== Information supplied
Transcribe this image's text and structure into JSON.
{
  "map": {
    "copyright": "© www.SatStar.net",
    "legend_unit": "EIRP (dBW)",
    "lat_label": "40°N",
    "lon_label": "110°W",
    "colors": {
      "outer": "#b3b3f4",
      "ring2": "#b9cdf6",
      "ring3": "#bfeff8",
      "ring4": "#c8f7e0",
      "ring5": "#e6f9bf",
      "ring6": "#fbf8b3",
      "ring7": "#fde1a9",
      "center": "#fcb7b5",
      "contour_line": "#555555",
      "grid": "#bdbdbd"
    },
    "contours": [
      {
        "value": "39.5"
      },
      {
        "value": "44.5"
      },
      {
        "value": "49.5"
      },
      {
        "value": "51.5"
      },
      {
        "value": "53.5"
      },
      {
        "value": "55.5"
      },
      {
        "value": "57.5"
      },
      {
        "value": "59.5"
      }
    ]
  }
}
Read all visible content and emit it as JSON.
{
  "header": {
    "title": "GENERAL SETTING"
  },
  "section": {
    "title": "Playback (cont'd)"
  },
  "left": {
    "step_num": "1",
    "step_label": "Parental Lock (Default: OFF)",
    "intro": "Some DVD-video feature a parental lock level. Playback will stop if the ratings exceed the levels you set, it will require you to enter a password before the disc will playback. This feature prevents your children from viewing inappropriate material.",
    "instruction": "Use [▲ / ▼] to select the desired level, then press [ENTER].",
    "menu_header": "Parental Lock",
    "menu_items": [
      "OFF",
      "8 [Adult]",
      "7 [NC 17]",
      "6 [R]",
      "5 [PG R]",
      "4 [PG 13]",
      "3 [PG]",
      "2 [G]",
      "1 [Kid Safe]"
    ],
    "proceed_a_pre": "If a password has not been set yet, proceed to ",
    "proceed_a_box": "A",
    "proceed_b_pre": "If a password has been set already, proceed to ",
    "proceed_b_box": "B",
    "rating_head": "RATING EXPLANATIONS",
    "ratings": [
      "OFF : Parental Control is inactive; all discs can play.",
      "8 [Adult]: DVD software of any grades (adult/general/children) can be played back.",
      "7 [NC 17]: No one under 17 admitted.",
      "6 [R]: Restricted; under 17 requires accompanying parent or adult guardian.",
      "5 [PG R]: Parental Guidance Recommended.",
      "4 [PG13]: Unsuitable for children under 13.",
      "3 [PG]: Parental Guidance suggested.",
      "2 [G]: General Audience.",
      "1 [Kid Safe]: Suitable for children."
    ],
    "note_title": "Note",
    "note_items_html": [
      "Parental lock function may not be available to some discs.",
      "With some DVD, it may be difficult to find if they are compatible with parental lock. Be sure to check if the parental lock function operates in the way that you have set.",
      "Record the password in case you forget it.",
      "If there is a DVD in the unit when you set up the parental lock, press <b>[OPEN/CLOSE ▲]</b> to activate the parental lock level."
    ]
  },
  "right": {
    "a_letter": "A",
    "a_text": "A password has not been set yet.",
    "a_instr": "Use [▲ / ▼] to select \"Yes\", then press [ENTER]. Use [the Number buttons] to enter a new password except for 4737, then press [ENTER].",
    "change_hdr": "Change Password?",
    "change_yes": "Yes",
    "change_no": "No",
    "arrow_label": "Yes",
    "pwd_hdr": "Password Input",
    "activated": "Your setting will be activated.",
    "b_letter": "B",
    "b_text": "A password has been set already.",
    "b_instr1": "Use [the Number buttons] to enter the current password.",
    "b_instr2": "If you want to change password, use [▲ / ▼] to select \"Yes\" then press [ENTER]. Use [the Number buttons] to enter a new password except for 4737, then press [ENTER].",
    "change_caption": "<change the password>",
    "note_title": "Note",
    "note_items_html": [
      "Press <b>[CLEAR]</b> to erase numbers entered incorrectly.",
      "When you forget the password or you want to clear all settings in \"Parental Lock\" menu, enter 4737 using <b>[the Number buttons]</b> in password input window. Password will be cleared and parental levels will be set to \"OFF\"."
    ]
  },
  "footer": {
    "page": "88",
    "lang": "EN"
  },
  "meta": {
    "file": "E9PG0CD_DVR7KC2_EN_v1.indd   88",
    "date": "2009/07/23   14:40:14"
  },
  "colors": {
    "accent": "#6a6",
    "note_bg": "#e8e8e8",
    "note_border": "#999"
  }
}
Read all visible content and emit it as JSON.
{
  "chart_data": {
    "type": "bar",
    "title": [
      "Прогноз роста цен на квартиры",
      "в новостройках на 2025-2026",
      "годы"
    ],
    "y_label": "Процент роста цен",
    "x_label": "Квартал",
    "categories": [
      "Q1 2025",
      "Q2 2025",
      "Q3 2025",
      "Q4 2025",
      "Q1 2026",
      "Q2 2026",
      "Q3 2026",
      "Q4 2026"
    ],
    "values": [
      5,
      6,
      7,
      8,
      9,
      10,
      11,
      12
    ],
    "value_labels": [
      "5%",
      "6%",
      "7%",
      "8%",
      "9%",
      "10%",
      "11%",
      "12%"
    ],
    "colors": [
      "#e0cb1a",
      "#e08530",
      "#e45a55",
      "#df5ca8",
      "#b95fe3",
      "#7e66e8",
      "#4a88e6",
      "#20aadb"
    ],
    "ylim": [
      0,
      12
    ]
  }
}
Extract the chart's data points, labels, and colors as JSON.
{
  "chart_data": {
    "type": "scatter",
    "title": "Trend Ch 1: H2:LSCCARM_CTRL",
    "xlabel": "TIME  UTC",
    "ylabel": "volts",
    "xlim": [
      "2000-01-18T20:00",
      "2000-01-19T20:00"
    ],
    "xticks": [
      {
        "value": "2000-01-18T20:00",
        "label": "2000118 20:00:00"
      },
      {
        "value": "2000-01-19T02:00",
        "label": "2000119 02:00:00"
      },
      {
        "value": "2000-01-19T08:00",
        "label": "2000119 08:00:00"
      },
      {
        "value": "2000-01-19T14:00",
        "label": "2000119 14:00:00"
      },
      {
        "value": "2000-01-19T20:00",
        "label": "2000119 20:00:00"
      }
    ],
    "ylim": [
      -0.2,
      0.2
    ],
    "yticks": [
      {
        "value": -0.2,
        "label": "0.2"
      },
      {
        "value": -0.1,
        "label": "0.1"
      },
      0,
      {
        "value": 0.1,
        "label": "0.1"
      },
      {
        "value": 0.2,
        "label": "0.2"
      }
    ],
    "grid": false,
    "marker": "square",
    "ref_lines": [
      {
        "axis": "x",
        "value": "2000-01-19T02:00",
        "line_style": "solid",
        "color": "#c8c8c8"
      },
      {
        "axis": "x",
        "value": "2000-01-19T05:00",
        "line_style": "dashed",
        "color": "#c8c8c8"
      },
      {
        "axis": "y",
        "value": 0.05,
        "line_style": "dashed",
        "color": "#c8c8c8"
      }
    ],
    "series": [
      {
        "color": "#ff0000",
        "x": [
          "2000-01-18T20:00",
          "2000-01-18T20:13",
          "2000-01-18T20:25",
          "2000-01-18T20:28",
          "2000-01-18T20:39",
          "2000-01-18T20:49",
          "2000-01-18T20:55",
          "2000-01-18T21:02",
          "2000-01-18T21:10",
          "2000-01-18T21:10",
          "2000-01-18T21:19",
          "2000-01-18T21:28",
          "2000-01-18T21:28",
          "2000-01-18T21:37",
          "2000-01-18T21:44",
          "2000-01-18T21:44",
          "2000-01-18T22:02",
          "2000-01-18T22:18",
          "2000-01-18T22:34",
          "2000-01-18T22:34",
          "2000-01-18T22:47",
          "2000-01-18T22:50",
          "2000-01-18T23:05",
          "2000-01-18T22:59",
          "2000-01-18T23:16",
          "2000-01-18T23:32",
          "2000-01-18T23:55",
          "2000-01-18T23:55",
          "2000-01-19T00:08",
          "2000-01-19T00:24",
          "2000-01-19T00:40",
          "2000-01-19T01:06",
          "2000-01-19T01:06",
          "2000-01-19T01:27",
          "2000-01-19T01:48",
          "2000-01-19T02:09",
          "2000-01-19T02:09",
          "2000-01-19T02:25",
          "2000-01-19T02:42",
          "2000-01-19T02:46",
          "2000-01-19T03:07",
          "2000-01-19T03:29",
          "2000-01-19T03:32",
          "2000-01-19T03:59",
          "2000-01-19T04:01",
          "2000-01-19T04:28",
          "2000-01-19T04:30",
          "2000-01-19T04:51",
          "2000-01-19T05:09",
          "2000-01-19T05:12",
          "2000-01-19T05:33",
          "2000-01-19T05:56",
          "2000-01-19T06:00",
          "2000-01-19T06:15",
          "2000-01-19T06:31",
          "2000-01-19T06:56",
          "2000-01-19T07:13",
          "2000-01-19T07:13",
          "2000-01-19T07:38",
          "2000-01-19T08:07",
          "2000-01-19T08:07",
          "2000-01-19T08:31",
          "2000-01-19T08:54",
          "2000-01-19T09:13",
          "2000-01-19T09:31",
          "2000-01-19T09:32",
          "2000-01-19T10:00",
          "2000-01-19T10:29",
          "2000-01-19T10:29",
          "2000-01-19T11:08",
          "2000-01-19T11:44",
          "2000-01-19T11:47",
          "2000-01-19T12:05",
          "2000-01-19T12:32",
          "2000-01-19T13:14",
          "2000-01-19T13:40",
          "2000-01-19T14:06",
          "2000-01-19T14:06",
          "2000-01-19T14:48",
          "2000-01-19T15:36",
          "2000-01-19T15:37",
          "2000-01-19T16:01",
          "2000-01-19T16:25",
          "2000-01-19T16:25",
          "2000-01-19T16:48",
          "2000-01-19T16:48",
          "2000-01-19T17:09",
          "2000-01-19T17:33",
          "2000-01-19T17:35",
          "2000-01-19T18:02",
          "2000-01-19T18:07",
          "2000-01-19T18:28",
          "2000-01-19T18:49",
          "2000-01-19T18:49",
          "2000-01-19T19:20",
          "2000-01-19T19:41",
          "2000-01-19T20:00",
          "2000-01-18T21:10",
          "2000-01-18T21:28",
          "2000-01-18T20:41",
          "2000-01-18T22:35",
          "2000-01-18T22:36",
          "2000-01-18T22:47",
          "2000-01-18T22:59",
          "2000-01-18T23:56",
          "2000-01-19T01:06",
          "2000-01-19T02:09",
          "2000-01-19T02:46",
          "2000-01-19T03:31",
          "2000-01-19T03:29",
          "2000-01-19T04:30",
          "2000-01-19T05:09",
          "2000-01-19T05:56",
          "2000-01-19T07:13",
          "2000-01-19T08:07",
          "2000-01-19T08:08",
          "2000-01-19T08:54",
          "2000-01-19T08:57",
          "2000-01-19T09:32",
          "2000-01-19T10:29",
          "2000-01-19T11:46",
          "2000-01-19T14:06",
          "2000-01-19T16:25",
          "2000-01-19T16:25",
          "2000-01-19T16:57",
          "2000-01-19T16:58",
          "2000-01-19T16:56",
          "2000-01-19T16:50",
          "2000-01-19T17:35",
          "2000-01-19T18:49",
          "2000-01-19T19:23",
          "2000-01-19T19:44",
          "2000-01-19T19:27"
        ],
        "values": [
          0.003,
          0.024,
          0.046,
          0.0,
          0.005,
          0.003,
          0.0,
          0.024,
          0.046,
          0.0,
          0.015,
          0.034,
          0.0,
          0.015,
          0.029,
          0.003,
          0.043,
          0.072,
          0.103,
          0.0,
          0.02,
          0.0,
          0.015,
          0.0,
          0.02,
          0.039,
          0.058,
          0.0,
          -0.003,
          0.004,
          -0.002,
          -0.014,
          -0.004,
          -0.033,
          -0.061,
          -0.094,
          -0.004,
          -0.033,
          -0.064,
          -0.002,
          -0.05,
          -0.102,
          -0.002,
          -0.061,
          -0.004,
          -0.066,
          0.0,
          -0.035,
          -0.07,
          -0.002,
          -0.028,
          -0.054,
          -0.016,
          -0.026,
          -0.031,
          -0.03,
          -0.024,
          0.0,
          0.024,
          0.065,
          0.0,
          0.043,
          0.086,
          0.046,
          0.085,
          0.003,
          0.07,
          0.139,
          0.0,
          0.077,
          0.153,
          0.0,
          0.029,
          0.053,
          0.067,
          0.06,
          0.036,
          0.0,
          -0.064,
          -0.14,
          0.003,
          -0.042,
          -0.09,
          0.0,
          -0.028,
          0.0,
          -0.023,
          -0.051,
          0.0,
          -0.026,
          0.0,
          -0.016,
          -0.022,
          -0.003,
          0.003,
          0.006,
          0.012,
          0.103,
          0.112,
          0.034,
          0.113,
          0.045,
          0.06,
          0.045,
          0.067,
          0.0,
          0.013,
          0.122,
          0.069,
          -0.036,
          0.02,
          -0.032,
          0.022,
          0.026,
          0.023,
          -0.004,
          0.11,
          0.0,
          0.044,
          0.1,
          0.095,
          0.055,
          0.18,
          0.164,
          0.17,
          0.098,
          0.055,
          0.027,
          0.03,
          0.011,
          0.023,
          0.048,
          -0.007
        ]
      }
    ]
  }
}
====
■ Goal of the exercise: Copy out every line holding the string "ratings".

■ Complete response:
    "intro": "Some DVD-video feature a parental lock level. Playback will stop if the ratings exceed the levels you set, it will require you to enter a password before the disc will playback. This feature prevents your children from viewing inappropriate material.",
    "ratings": [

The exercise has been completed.